## Stated task
Examine the records and identify each line that includes the string "социального". Copy those lines.

## Items

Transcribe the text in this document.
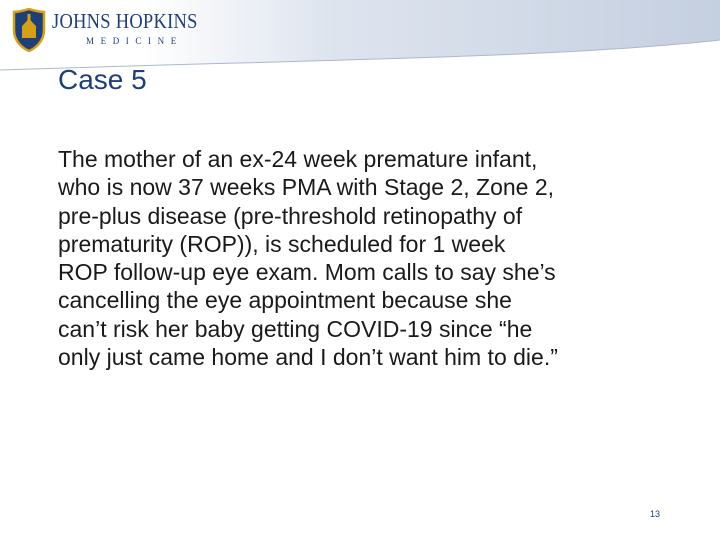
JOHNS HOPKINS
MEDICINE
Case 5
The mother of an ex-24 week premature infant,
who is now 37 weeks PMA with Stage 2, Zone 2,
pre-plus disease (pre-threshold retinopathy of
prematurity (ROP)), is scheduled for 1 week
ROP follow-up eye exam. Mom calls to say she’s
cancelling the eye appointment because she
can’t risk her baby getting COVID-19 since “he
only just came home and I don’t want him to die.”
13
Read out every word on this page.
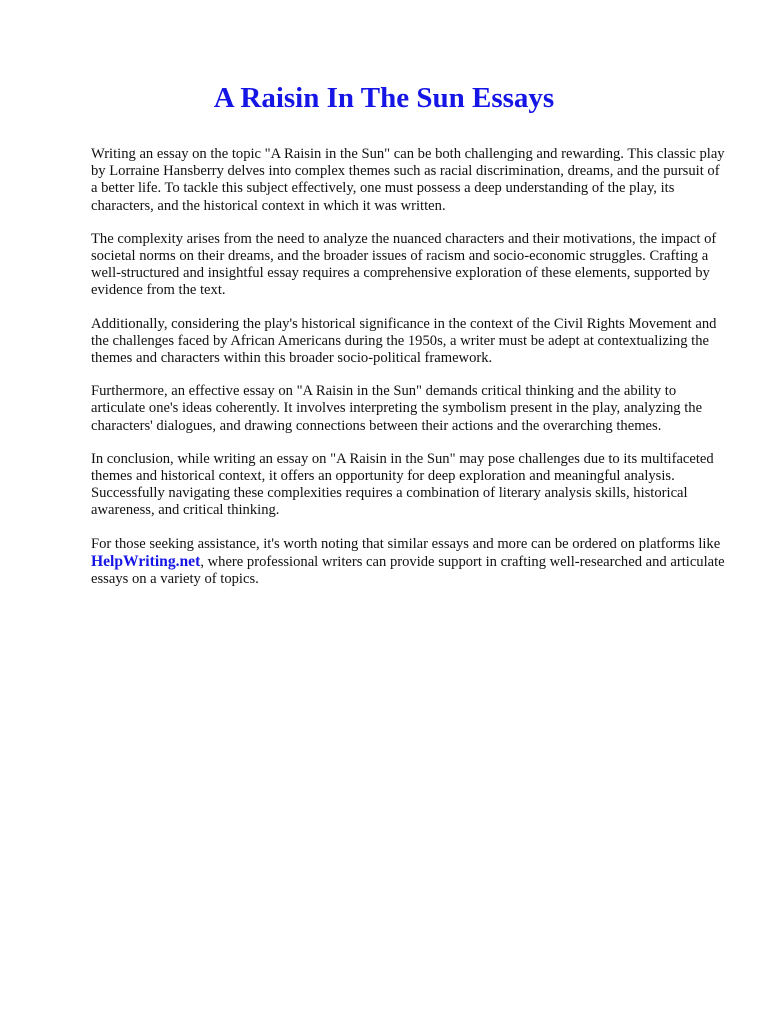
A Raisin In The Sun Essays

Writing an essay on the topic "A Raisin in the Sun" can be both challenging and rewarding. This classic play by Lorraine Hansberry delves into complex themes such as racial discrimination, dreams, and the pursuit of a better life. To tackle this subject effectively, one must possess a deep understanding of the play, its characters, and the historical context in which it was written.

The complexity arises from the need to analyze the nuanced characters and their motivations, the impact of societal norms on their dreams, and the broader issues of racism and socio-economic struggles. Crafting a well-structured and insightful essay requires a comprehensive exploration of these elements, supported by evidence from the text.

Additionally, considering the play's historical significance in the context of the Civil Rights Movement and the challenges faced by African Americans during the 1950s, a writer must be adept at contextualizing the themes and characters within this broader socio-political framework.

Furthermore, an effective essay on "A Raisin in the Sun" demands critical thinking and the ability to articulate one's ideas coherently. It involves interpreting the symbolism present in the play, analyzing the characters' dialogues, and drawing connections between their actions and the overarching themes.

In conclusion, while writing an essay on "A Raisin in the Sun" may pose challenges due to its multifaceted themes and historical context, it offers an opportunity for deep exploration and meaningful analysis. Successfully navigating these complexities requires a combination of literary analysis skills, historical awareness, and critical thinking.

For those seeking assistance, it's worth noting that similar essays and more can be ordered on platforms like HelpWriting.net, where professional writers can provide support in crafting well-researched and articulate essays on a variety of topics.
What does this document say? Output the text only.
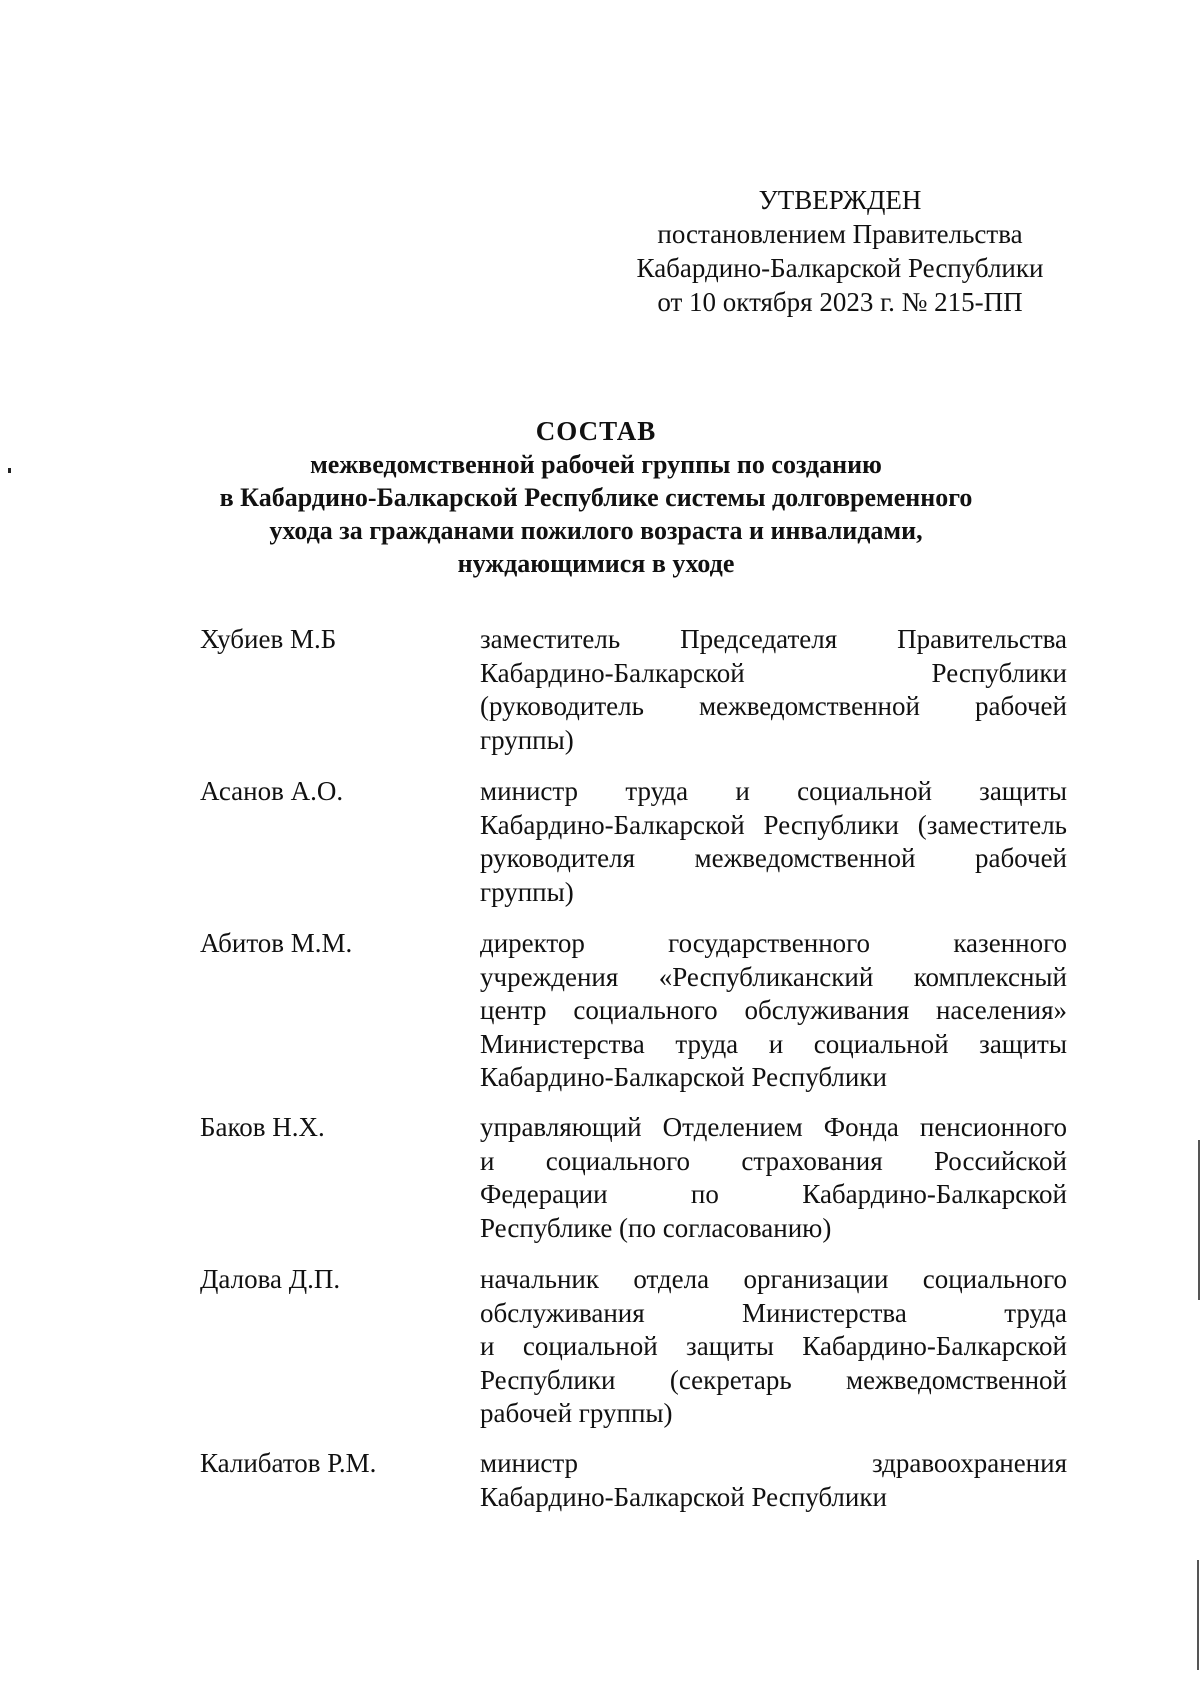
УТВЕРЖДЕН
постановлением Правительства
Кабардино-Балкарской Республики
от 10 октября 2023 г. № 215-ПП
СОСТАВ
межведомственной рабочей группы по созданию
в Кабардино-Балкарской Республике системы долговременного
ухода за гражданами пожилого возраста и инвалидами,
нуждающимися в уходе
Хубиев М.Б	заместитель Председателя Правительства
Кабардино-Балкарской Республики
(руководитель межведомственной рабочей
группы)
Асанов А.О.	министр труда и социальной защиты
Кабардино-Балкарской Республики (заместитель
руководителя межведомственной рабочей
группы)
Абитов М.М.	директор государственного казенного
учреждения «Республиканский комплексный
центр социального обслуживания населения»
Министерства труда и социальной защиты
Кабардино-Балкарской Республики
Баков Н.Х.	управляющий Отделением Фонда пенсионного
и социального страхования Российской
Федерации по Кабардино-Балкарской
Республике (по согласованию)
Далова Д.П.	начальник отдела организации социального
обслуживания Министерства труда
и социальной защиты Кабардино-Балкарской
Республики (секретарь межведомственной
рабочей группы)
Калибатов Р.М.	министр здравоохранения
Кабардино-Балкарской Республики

## Task result
центр социального обслуживания населения»
и социального страхования Российской
Далова Д.П.	начальник отдела организации социального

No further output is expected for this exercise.